== 抽出データ ==

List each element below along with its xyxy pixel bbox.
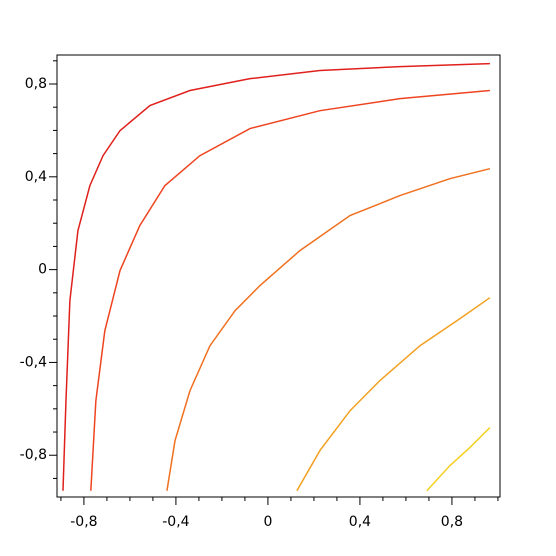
- y-tick-label: 0,4: [25, 169, 47, 185]
- x-tick-label: 0,4: [349, 514, 371, 530]
- y-tick-label: 0: [38, 262, 47, 278]
- y-tick-label: -0,8: [20, 447, 47, 463]
- plot-frame: [56, 54, 501, 498]
- contour-line: [166, 167, 491, 491]
- x-tick-label: -0,4: [162, 514, 189, 530]
- contour-line: [62, 62, 490, 491]
- contour-line: [90, 89, 490, 491]
- x-tick-label: -0,8: [70, 514, 97, 530]
- y-tick-label: -0,4: [20, 354, 47, 370]
- contour-line: [296, 297, 491, 492]
- x-tick-label: 0,8: [441, 514, 463, 530]
- contour-line: [426, 427, 491, 492]
- x-tick-label: 0: [263, 514, 272, 530]
- y-tick-label: 0,8: [25, 76, 47, 92]
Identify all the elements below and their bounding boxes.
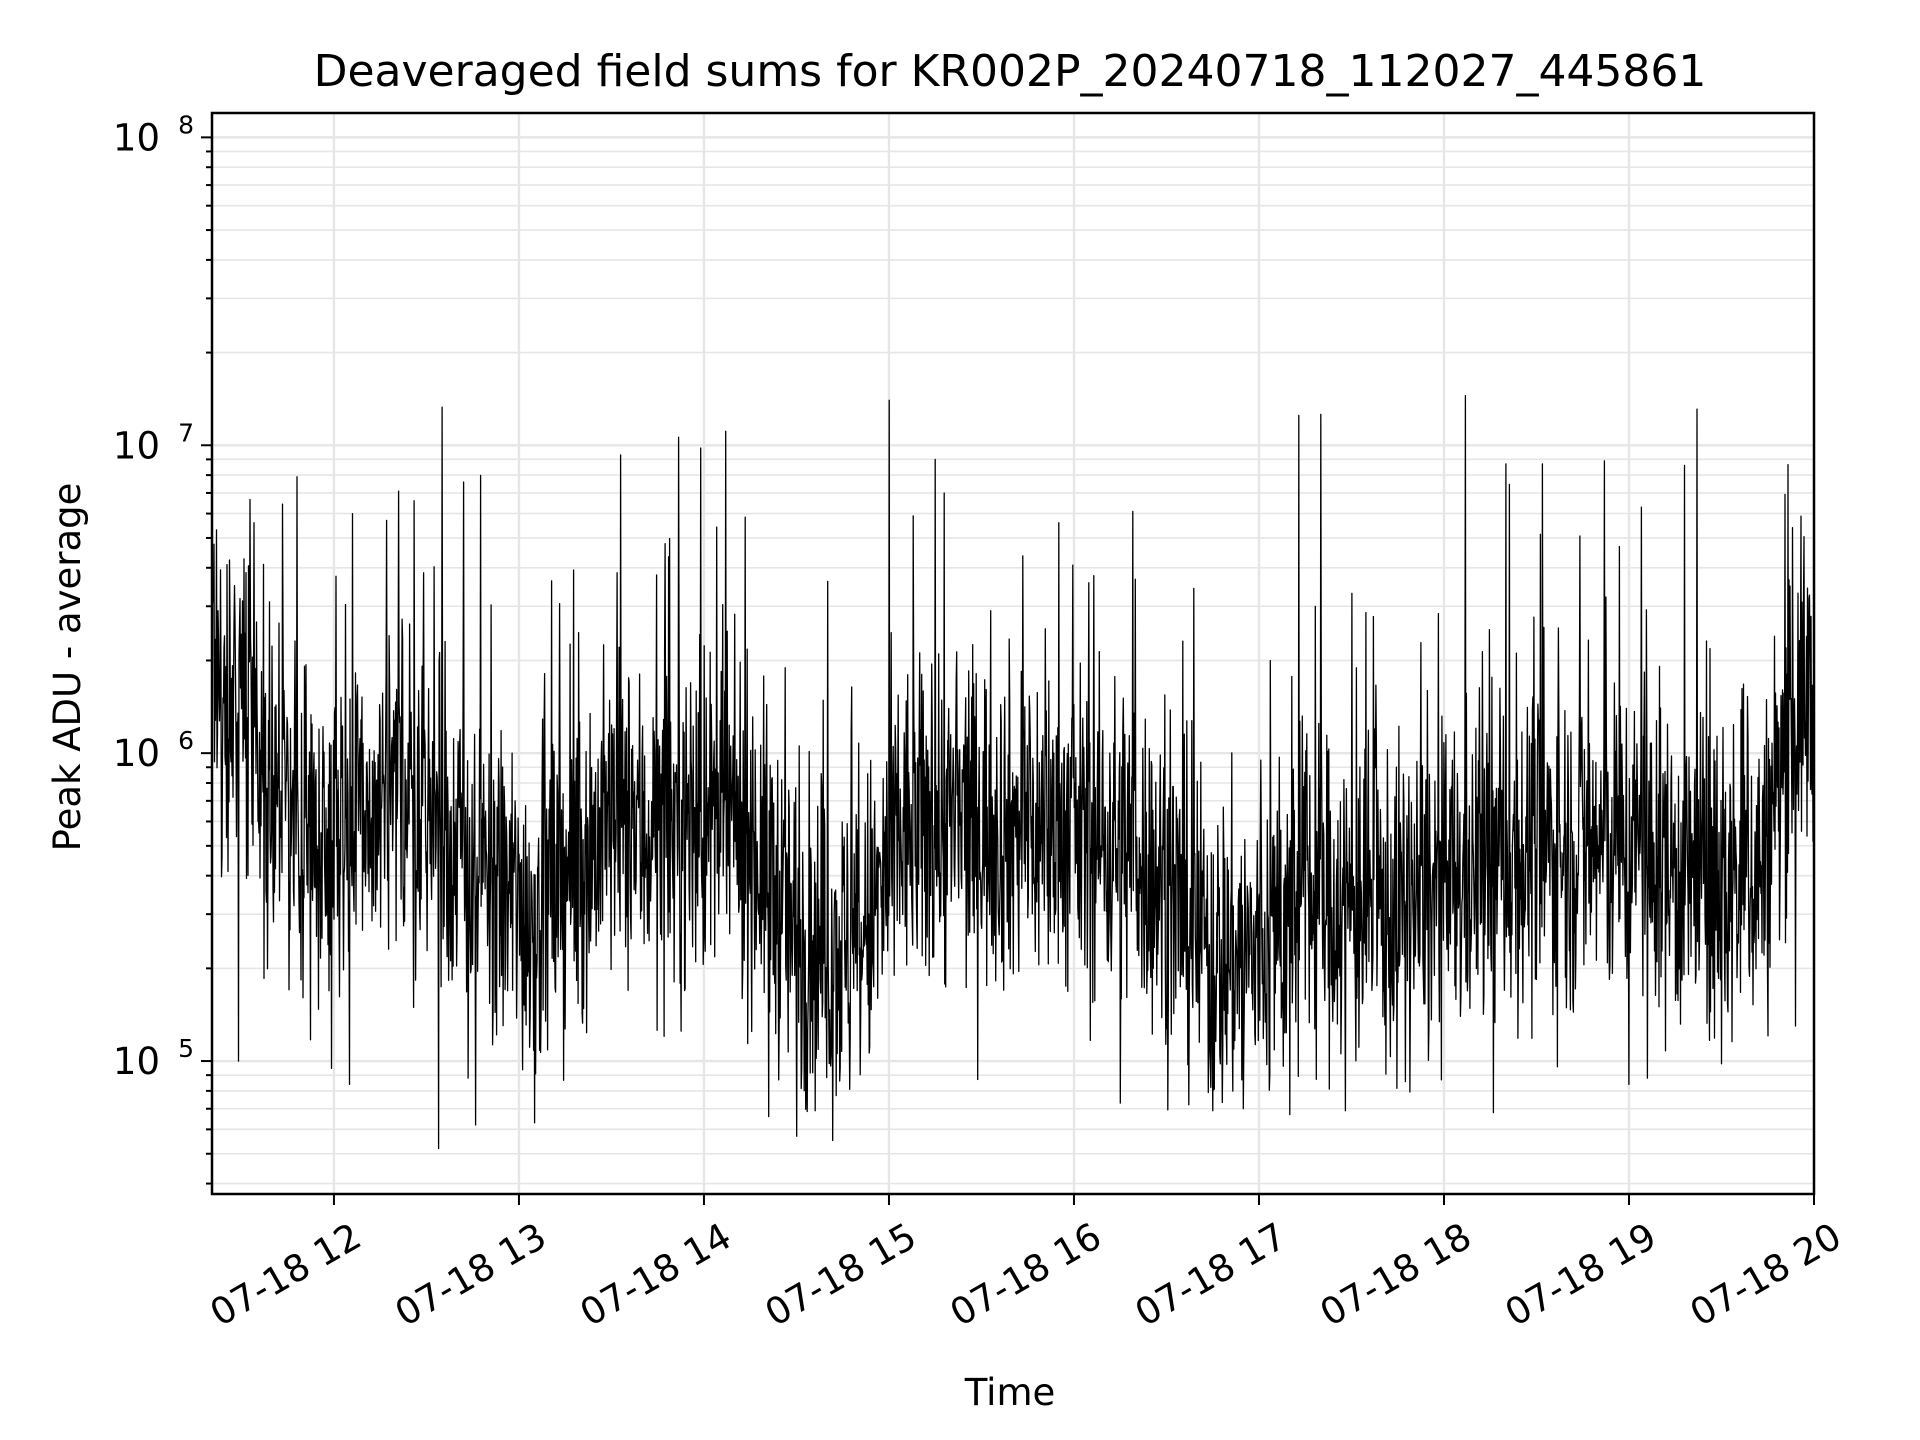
y-tick-base: 10 bbox=[113, 424, 160, 467]
y-tick-label: 10 bbox=[113, 424, 160, 467]
y-tick-base: 10 bbox=[113, 116, 160, 159]
y-tick-label: 10 bbox=[113, 1040, 160, 1083]
y-tick-exponent: 6 bbox=[178, 726, 194, 755]
y-tick-base: 10 bbox=[113, 732, 160, 775]
y-tick-label: 10 bbox=[113, 732, 160, 775]
plot-frame bbox=[210, 111, 1816, 1196]
y-axis: 10 5 10 6 10 7 10 8 bbox=[113, 110, 212, 1185]
chart-title: Deaveraged field sums for KR002P_2024071… bbox=[314, 46, 1707, 97]
y-tick-exponent: 7 bbox=[178, 418, 194, 447]
y-tick-exponent: 5 bbox=[178, 1034, 194, 1063]
x-axis-label: Time bbox=[964, 1371, 1056, 1414]
y-tick-base: 10 bbox=[113, 1040, 160, 1083]
y-tick-exponent: 8 bbox=[178, 110, 194, 139]
series-line bbox=[212, 394, 1814, 1150]
y-tick-label: 10 bbox=[113, 116, 160, 159]
y-axis-label: Peak ADU - average bbox=[46, 483, 89, 852]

===

§ 課題: 上のレコードのすべての行を、「番号」と「内容」の2列からなるMarkdownの表にまとめてもらえますか。空行と画像は表に含めないでください。

§ 解答:
| 番号 | 内容 |
|---|---|
| 1 | List each element below along with its xyxy pixel bbox. |
| 2 | - y-tick-label: 0,4: [25, 169, 47, 185] |
| 3 | - x-tick-label: 0,4: [349, 514, 371, 530] |
| 4 | - y-tick-label: 0: [38, 262, 47, 278] |
| 5 | - y-tick-label: -0,8: [20, 447, 47, 463] |
| 6 | - plot-frame: [56, 54, 501, 498] |
| 7 | - contour-line: [166, 167, 491, 491] |
| 8 | - x-tick-label: -0,4: [162, 514, 189, 530] |
| 9 | - contour-line: [62, 62, 490, 491] |
| 10 | - contour-line: [90, 89, 490, 491] |
| 11 | - x-tick-label: -0,8: [70, 514, 97, 530] |
| 12 | - y-tick-label: -0,4: [20, 354, 47, 370] |
| 13 | - contour-line: [296, 297, 491, 492] |
| 14 | - x-tick-label: 0,8: [441, 514, 463, 530] |
| 15 | - contour-line: [426, 427, 491, 492] |
| 16 | - x-tick-label: 0: [263, 514, 272, 530] |
| 17 | - y-tick-label: 0,8: [25, 76, 47, 92] |
| 18 | Identify all the elements below and their bounding boxes. |
| 19 | y-tick-base: 10 bbox=[113, 424, 160, 467] |
| 20 | y-tick-label: 10 bbox=[113, 424, 160, 467] |
| 21 | y-tick-base: 10 bbox=[113, 116, 160, 159] |
| 22 | y-tick-label: 10 bbox=[113, 1040, 160, 1083] |
| 23 | y-tick-exponent: 6 bbox=[178, 726, 194, 755] |
| 24 | y-tick-base: 10 bbox=[113, 732, 160, 775] |
| 25 | y-tick-label: 10 bbox=[113, 732, 160, 775] |
| 26 | plot-frame bbox=[210, 111, 1816, 1196] |
| 27 | y-axis: 10 5 10 6 10 7 10 8 bbox=[113, 110, 212, 1185] |
| 28 | chart-title: Deaveraged field sums for KR002P_2024071… bbox=[314, 46, 1707, 97] |
| 29 | y-tick-exponent: 7 bbox=[178, 418, 194, 447] |
| 30 | y-tick-exponent: 5 bbox=[178, 1034, 194, 1063] |
| 31 | x-axis-label: Time bbox=[964, 1371, 1056, 1414] |
| 32 | y-tick-base: 10 bbox=[113, 1040, 160, 1083] |
| 33 | y-tick-exponent: 8 bbox=[178, 110, 194, 139] |
| 34 | series-line bbox=[212, 394, 1814, 1150] |
| 35 | y-tick-label: 10 bbox=[113, 116, 160, 159] |
| 36 | y-axis-label: Peak ADU - average bbox=[46, 483, 89, 852] |